▶ **What the task requires**
Say how many lines of the material below contain the word "African", with no other words.
═════ Material for the task ═════
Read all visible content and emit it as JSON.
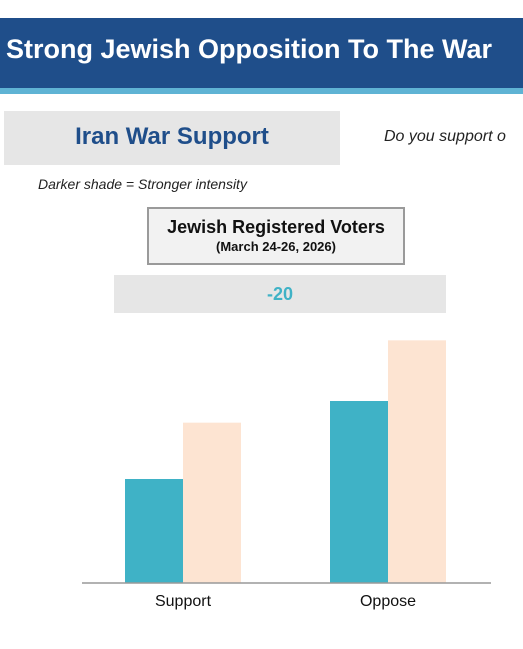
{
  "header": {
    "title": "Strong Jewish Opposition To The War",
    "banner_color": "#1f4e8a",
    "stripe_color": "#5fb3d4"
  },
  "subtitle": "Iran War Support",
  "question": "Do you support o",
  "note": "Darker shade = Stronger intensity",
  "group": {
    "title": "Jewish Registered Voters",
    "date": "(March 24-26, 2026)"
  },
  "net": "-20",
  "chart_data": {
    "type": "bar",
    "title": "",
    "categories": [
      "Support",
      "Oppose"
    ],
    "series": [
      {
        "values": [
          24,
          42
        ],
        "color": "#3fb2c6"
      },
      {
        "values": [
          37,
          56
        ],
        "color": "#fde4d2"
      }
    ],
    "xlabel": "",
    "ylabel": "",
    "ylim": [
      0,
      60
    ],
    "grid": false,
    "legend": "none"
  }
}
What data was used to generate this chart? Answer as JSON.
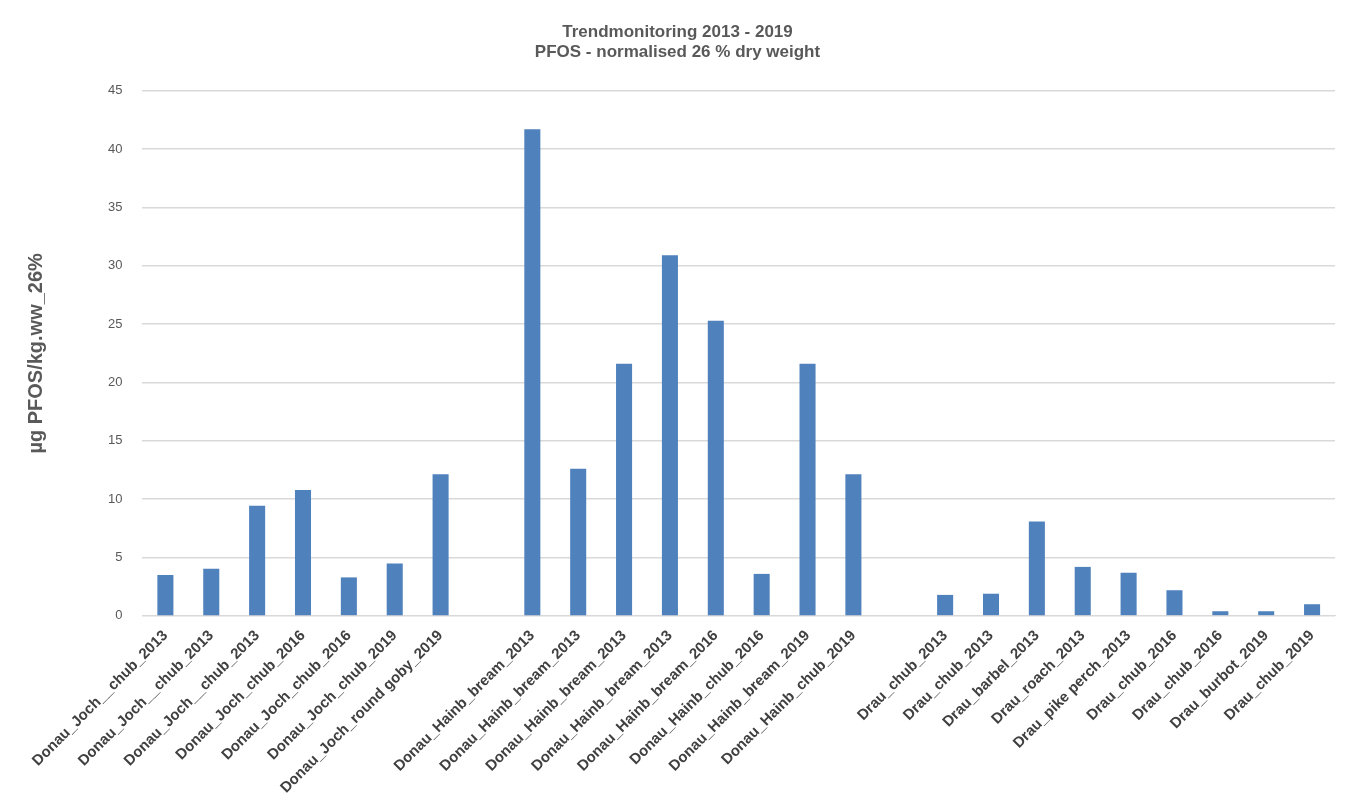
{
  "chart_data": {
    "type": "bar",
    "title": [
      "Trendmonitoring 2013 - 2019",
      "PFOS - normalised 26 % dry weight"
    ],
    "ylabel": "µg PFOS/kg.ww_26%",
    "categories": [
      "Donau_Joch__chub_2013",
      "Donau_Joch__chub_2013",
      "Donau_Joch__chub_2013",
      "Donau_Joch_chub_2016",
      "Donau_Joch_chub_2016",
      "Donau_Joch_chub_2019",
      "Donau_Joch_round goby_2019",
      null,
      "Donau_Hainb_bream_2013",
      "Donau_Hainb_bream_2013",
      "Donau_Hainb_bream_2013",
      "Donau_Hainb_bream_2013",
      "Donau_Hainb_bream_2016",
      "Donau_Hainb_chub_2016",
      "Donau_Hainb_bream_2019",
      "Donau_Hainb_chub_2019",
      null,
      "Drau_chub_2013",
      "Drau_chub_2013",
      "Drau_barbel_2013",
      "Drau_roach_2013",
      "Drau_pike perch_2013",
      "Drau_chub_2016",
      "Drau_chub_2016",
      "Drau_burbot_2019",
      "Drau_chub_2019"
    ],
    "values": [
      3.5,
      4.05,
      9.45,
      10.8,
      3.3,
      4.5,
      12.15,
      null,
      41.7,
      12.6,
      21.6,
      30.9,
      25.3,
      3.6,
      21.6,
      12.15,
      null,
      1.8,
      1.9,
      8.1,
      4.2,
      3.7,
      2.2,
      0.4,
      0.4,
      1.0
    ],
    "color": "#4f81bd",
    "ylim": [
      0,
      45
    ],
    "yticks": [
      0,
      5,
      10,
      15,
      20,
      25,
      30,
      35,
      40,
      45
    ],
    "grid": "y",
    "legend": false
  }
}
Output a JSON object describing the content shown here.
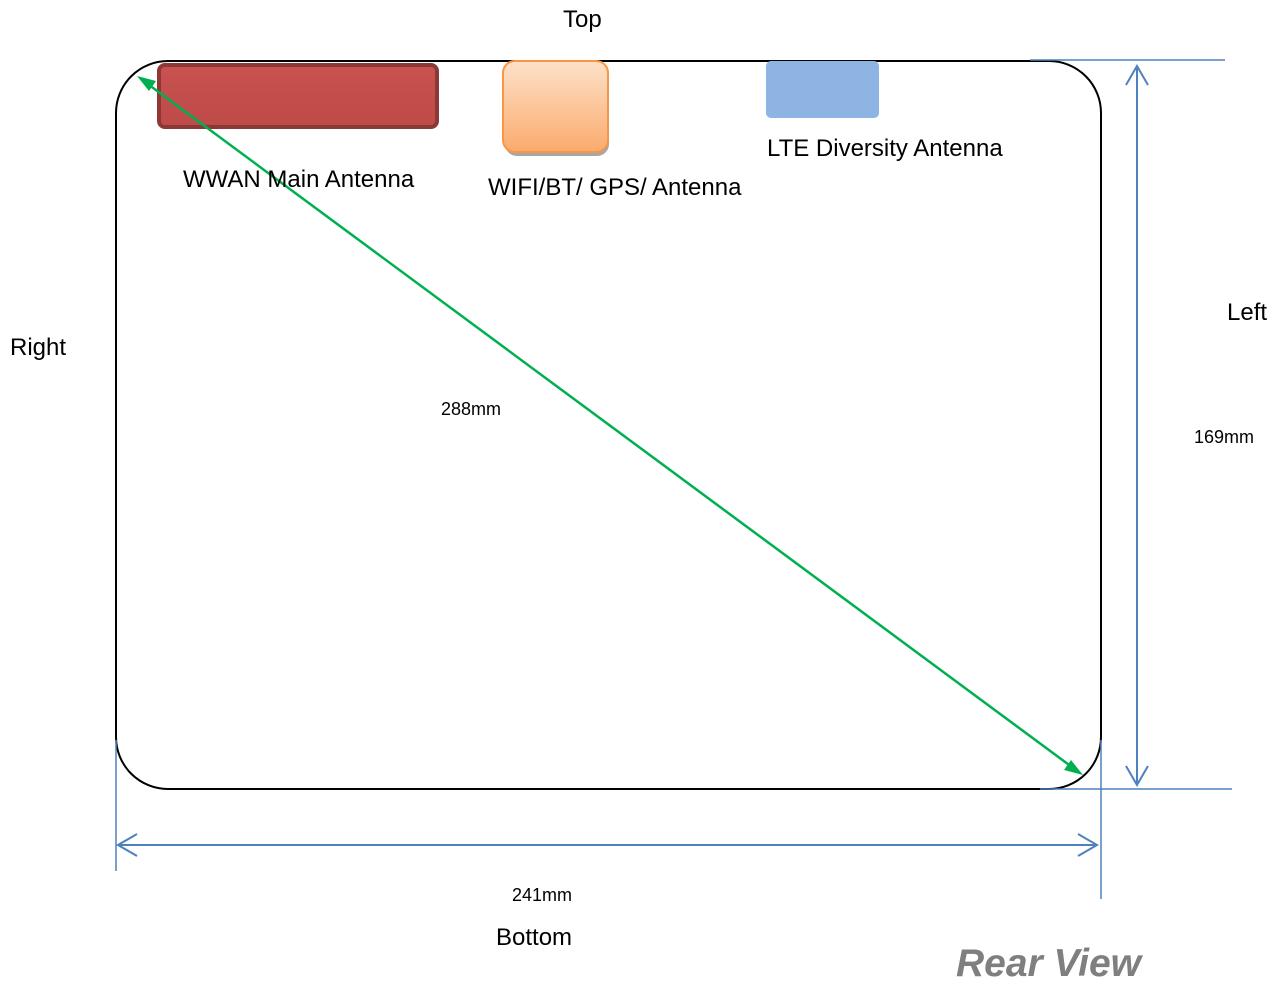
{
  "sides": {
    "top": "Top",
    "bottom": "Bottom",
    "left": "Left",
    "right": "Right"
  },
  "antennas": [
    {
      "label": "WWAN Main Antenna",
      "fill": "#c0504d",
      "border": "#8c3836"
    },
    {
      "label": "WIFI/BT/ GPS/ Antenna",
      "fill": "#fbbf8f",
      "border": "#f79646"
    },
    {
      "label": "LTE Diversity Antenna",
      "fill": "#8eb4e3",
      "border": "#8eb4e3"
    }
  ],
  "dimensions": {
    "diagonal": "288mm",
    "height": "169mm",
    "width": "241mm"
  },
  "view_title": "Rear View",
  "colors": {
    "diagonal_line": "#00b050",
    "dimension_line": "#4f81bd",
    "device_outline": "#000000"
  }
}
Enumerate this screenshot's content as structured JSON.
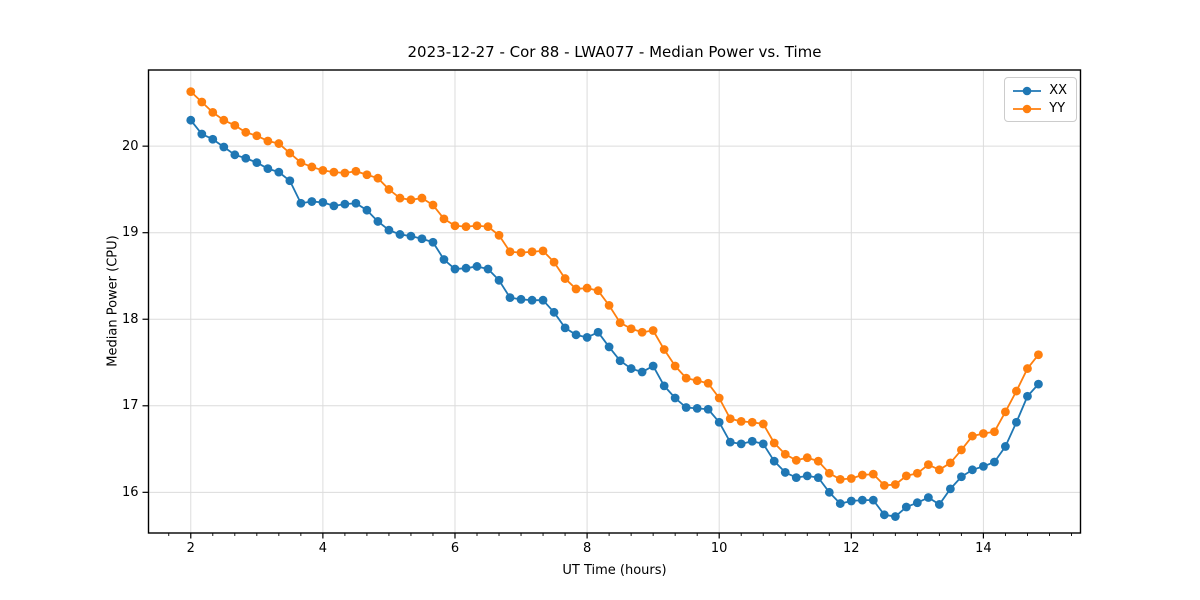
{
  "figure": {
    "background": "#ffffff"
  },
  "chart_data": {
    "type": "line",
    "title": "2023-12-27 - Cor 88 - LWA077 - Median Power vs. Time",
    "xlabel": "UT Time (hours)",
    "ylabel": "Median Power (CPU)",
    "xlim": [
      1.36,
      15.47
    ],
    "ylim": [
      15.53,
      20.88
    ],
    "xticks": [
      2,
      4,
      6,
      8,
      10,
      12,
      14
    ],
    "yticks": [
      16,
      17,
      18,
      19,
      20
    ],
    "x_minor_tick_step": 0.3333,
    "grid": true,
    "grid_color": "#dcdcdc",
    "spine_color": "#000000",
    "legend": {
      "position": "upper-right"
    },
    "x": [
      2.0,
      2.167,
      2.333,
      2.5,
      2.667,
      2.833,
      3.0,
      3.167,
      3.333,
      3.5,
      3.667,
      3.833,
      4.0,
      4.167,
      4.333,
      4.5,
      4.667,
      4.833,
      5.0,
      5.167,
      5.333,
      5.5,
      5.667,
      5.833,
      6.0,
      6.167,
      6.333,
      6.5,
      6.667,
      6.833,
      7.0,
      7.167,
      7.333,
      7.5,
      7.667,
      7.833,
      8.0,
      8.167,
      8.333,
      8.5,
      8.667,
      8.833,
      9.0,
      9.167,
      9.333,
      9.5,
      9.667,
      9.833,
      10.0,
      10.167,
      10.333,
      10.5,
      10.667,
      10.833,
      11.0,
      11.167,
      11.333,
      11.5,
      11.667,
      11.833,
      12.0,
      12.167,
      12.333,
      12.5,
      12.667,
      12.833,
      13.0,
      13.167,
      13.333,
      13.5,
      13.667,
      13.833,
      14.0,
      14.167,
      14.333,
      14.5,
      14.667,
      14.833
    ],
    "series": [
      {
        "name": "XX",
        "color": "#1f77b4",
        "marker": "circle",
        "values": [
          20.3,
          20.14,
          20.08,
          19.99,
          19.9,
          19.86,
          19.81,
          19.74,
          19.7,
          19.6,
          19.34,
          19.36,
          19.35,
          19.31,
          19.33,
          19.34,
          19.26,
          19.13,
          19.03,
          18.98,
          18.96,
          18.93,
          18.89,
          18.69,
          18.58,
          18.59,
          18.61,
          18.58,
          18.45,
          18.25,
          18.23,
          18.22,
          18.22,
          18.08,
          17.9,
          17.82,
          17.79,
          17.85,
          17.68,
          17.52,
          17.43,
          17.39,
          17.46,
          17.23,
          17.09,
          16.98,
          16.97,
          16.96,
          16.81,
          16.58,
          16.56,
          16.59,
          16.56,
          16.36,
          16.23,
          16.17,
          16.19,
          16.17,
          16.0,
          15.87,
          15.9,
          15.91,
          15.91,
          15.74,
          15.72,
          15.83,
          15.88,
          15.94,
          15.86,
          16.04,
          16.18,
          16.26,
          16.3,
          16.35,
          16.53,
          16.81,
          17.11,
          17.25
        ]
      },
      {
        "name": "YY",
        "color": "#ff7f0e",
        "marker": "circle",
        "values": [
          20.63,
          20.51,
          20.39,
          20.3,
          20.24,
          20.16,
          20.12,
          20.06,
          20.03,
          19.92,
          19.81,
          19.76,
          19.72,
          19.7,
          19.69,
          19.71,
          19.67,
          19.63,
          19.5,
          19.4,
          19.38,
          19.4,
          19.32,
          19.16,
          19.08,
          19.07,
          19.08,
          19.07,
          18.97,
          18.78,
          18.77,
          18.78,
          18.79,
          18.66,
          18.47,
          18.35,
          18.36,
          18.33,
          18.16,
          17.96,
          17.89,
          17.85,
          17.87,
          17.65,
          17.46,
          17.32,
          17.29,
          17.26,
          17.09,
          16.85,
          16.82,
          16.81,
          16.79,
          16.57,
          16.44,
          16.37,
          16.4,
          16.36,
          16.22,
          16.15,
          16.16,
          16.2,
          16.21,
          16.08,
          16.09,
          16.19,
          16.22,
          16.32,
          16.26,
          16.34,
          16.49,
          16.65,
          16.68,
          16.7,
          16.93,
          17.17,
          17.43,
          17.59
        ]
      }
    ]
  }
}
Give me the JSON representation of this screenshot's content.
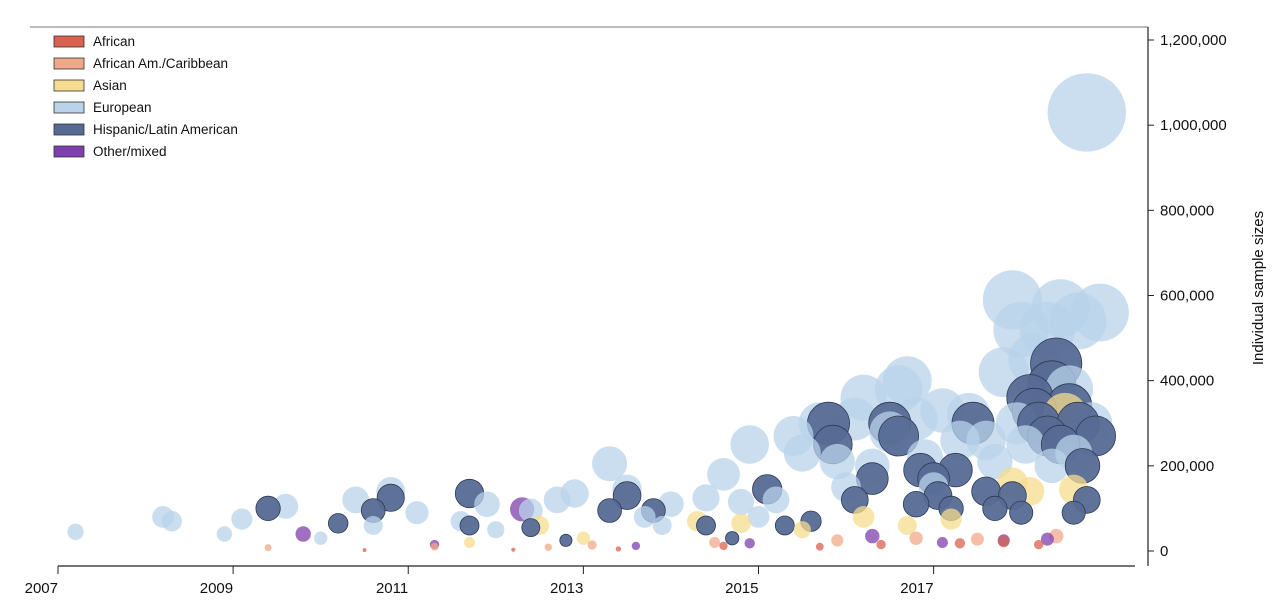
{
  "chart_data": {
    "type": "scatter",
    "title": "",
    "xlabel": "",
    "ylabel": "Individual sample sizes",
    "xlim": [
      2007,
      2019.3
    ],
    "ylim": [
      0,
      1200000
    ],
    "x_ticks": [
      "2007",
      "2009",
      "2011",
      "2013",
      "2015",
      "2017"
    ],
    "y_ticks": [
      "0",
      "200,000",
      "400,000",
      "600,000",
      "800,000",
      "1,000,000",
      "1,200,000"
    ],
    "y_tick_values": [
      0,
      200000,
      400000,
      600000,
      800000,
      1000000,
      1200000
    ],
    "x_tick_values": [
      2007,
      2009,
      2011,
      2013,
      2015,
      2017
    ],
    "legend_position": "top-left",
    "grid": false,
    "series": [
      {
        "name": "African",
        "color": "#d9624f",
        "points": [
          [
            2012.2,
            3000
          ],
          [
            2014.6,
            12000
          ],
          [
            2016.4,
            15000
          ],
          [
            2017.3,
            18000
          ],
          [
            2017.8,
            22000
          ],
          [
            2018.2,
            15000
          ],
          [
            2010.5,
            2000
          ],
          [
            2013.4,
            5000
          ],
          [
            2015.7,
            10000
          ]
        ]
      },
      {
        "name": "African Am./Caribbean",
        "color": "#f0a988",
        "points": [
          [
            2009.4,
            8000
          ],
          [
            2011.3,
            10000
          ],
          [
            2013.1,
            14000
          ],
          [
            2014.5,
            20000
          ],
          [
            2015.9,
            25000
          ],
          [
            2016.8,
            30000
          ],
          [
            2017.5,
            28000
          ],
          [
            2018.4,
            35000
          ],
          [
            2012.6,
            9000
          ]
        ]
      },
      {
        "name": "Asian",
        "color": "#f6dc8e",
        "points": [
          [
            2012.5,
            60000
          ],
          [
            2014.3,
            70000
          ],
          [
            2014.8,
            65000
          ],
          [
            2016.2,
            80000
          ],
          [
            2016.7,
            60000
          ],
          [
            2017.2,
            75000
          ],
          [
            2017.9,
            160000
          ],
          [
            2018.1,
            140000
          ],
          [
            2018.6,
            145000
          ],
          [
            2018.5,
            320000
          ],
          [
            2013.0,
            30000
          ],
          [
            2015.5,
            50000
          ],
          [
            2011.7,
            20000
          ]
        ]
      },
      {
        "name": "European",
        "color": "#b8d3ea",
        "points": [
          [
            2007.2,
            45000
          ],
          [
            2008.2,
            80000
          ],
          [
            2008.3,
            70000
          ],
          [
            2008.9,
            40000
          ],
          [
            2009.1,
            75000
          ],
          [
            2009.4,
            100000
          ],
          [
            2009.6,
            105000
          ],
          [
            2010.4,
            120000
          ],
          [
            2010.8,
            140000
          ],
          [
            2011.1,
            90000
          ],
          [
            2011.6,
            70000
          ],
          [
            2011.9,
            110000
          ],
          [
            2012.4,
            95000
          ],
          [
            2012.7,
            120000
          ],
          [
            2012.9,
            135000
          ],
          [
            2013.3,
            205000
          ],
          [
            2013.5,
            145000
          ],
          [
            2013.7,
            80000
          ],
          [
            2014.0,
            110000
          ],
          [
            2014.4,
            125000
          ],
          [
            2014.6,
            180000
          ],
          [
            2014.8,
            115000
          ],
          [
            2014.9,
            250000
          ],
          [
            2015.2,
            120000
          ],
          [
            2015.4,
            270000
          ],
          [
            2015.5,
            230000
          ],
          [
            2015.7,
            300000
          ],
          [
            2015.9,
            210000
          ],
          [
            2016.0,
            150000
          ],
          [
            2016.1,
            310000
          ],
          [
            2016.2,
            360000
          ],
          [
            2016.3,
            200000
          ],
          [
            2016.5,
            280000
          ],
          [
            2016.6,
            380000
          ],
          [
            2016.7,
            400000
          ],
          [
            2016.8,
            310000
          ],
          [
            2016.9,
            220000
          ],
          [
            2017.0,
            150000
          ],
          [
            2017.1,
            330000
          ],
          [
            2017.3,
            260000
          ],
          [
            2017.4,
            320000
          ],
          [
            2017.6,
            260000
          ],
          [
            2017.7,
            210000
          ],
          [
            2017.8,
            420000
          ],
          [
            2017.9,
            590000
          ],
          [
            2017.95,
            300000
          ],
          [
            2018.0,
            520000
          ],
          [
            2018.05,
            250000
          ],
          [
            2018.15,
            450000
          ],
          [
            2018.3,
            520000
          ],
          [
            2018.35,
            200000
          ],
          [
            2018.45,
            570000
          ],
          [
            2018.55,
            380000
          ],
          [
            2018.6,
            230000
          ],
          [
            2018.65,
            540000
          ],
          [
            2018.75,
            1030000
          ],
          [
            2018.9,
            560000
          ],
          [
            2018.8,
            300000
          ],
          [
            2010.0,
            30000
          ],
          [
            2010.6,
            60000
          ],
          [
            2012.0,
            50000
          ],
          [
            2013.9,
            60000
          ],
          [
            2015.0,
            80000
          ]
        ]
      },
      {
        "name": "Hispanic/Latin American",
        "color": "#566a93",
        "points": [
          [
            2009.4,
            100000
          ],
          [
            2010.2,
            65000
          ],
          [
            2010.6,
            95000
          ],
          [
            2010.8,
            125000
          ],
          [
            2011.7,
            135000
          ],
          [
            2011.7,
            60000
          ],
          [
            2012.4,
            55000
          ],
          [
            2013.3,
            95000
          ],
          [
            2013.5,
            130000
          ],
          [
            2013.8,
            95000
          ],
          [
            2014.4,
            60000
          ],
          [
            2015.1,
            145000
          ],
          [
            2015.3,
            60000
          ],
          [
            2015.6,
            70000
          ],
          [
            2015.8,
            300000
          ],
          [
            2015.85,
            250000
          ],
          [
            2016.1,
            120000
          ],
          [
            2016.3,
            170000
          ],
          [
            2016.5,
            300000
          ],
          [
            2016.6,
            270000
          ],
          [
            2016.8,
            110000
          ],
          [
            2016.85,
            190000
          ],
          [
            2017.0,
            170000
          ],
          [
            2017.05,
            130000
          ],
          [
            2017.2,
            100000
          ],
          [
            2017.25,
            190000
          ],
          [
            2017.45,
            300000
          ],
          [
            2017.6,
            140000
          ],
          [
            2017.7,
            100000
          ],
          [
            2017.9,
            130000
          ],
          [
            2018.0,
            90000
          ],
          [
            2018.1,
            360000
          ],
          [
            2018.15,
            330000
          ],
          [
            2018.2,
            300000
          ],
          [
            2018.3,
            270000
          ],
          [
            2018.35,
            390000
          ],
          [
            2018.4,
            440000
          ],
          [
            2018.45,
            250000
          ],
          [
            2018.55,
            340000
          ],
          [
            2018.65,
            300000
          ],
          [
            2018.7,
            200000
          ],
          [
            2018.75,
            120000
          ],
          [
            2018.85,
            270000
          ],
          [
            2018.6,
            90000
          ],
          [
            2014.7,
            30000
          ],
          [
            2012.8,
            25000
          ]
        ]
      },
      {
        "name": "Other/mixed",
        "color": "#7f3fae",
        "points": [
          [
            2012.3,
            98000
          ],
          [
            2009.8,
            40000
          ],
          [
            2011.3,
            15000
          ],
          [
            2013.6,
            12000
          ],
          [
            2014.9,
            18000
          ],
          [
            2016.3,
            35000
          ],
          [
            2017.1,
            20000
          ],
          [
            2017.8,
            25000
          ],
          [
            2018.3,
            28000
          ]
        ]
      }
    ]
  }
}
═════
▶ **Result for this exercise**
2